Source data

┌────────

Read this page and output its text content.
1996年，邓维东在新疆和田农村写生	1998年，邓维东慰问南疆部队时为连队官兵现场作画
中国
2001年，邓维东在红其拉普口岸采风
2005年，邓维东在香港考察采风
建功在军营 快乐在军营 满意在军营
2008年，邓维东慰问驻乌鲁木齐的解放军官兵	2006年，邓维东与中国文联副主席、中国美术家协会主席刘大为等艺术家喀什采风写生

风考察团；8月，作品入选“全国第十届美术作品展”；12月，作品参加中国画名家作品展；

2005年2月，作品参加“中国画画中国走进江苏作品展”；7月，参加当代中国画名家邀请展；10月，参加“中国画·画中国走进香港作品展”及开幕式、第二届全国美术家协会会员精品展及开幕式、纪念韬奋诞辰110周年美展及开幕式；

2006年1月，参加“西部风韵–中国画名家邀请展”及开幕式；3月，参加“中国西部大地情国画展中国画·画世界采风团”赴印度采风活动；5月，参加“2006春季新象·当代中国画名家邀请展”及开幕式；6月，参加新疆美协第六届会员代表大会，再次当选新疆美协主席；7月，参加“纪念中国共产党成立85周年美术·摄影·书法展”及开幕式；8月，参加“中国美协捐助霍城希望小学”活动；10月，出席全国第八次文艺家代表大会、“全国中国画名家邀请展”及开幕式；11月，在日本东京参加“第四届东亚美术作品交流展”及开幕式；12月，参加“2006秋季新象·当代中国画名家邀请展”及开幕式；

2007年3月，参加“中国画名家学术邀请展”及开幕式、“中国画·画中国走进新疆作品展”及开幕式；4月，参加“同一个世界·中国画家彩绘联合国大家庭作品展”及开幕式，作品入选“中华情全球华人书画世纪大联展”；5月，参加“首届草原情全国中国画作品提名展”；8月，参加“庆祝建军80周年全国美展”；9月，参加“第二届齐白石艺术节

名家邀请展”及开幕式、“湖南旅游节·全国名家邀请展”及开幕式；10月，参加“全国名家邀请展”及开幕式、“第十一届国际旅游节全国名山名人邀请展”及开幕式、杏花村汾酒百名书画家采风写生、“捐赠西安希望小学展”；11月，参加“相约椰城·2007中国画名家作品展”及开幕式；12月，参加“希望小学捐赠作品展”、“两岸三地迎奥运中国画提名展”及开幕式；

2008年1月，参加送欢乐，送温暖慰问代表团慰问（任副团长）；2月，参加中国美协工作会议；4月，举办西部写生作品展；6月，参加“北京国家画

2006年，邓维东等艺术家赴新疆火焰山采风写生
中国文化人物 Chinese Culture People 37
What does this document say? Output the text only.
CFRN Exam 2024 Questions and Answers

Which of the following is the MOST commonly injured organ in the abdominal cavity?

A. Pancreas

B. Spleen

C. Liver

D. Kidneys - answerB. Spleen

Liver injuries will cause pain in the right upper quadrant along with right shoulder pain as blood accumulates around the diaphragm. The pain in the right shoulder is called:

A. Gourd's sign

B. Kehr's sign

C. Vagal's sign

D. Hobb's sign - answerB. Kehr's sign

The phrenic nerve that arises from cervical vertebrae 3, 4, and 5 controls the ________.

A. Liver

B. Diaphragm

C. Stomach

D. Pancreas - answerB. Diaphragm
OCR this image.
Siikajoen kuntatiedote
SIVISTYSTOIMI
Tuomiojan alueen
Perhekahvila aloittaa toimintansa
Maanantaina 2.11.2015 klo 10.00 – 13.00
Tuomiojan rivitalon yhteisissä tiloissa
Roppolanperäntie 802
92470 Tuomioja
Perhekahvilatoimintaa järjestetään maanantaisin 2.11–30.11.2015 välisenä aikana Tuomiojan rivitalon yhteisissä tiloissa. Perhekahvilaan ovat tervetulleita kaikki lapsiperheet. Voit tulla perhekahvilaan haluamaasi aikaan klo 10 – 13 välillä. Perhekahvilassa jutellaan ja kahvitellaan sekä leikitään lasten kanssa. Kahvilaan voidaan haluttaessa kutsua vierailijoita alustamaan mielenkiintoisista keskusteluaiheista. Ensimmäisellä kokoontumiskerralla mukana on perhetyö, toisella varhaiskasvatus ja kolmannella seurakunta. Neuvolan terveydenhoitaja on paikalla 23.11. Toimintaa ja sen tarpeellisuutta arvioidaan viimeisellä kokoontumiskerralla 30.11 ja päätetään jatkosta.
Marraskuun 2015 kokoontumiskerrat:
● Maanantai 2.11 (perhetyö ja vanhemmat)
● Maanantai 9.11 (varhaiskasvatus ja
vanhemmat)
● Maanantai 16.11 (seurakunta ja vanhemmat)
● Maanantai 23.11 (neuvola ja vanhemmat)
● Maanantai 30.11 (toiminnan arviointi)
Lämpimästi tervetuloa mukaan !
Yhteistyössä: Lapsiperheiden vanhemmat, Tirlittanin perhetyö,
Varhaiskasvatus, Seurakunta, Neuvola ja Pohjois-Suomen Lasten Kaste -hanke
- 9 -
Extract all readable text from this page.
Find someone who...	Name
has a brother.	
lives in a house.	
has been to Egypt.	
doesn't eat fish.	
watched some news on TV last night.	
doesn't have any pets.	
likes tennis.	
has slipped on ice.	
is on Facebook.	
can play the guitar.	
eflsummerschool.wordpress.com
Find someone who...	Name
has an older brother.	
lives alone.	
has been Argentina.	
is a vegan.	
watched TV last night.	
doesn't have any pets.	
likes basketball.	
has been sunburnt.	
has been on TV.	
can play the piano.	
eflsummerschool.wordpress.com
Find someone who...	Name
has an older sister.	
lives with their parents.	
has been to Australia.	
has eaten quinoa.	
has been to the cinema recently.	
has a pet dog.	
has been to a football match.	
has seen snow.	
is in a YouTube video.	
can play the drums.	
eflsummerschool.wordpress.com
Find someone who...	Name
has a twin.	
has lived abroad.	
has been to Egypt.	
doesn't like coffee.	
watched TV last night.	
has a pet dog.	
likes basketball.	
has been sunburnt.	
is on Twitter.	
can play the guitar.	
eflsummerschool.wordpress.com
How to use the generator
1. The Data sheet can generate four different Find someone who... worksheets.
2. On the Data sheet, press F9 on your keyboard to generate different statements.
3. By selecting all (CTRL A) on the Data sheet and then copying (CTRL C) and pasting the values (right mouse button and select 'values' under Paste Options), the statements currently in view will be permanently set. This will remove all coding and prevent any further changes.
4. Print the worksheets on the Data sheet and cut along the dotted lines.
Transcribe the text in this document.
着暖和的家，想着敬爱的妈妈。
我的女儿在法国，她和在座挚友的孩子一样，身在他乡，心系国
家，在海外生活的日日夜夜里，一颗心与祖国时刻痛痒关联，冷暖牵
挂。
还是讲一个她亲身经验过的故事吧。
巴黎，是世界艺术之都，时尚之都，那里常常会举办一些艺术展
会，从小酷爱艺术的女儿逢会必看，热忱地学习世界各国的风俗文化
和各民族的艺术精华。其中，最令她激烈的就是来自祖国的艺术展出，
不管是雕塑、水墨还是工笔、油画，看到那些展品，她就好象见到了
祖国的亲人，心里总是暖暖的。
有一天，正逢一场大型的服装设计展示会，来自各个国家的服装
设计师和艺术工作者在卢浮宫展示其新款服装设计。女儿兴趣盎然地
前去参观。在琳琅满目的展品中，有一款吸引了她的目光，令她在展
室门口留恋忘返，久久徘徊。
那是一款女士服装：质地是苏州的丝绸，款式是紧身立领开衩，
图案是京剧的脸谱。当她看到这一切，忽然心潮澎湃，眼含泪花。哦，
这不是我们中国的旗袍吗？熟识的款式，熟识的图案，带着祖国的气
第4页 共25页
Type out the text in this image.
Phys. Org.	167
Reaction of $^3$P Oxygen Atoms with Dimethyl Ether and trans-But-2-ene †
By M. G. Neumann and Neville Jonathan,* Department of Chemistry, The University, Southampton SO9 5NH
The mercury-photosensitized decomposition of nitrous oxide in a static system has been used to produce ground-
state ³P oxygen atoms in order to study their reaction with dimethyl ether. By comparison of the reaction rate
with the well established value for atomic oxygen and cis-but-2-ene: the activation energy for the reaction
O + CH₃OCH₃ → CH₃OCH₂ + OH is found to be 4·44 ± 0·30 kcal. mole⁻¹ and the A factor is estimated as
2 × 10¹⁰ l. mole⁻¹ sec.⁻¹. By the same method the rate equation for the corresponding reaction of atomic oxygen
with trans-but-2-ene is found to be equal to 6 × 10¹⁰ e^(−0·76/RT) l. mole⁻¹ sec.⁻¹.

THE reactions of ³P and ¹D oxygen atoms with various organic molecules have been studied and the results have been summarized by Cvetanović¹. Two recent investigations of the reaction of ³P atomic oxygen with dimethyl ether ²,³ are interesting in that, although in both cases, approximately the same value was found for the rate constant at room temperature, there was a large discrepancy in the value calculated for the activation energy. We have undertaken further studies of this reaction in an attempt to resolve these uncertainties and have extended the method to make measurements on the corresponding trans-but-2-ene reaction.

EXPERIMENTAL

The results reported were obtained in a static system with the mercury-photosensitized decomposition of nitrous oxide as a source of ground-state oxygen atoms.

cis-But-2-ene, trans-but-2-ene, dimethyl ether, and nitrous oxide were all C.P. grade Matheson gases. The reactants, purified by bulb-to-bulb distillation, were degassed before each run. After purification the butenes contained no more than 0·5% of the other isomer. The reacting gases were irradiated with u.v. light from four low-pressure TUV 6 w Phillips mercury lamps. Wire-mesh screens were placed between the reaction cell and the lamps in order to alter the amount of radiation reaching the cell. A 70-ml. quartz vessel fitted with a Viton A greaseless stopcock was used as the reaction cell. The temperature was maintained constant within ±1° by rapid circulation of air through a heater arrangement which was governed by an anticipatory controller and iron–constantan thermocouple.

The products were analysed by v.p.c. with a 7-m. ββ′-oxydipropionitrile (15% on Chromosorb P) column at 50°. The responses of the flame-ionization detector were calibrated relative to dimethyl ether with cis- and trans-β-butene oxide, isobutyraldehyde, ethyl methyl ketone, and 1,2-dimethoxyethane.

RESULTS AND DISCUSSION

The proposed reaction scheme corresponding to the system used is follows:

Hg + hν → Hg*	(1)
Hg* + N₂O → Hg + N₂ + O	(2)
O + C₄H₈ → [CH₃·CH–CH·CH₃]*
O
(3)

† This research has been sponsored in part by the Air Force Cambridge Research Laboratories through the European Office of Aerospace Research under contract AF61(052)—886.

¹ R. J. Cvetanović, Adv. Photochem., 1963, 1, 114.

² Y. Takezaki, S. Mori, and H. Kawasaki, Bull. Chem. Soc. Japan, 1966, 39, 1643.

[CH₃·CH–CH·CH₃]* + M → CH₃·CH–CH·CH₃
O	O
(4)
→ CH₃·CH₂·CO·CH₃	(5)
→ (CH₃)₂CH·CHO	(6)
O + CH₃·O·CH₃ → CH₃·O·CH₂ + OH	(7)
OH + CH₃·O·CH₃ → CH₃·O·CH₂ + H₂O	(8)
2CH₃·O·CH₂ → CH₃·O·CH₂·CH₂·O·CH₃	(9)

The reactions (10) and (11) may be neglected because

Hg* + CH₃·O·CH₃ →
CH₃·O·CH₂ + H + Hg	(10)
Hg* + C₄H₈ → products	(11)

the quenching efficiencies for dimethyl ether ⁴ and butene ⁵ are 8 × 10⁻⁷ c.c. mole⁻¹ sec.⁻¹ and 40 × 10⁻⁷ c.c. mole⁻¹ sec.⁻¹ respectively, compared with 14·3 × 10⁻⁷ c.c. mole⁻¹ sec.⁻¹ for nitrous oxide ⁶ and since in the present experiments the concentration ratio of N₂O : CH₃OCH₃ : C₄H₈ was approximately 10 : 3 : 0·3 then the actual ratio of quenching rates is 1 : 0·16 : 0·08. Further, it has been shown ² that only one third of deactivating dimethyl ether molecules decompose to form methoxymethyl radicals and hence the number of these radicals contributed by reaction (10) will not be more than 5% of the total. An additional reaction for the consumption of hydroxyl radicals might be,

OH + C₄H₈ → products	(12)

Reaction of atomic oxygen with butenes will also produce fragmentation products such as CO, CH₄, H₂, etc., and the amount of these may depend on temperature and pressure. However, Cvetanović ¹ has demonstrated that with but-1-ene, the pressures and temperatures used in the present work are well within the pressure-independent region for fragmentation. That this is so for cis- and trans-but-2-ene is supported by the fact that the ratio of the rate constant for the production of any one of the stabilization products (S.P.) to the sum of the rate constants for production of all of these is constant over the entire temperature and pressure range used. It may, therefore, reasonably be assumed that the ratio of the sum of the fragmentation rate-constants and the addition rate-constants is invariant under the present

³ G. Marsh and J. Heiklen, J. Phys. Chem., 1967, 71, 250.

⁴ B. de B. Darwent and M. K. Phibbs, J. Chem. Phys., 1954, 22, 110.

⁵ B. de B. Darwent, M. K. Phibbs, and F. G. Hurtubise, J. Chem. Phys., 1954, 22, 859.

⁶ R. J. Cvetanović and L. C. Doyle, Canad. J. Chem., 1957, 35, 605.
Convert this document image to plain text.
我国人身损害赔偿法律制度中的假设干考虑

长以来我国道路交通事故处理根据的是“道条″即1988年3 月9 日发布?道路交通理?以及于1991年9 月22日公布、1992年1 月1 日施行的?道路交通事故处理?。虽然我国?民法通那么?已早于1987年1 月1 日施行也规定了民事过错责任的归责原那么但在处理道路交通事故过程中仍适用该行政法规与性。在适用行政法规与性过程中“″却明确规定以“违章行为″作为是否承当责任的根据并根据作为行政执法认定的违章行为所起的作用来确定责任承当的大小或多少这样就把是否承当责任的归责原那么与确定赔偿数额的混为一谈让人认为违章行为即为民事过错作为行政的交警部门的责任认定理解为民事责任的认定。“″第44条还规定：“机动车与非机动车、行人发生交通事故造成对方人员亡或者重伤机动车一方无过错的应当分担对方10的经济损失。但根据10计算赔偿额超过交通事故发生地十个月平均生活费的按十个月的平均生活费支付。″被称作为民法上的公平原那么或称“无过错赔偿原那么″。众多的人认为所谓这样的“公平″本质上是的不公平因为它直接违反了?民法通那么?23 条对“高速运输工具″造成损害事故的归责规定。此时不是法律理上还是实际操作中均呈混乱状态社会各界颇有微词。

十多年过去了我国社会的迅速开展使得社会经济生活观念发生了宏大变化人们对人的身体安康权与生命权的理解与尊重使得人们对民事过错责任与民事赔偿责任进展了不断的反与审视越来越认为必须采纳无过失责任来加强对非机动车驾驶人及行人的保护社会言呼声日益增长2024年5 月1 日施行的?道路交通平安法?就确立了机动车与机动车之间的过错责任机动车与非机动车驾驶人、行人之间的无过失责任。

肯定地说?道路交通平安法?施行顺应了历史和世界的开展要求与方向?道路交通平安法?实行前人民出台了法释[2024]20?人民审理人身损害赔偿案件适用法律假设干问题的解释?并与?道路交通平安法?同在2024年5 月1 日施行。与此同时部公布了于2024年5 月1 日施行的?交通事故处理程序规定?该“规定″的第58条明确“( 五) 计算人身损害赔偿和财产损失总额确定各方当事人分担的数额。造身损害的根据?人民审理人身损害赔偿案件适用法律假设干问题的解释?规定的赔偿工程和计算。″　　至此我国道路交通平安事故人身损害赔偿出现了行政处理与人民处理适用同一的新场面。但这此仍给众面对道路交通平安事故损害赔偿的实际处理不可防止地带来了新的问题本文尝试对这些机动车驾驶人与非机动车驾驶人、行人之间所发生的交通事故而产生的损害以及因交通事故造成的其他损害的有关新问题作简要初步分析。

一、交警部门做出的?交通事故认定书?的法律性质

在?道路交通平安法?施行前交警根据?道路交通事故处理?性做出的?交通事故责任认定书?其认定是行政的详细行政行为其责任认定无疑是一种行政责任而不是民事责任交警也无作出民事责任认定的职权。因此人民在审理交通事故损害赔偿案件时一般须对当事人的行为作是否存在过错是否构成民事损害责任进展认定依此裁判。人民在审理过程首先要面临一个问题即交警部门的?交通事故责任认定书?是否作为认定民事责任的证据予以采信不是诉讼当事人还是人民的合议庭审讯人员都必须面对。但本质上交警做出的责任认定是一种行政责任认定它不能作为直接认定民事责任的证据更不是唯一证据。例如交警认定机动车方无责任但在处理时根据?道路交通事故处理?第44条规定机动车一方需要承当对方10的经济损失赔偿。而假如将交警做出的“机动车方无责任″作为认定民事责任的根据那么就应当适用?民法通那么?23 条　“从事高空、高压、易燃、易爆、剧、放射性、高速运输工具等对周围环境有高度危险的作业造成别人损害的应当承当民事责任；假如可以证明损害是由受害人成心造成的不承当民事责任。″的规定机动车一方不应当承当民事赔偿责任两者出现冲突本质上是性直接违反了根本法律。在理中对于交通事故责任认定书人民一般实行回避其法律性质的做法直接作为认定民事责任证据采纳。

└────────

§ **Task requirements**: For the entries above, count the lines that contain the string "text", and state that number without further comment.

§ **Correct response**: 6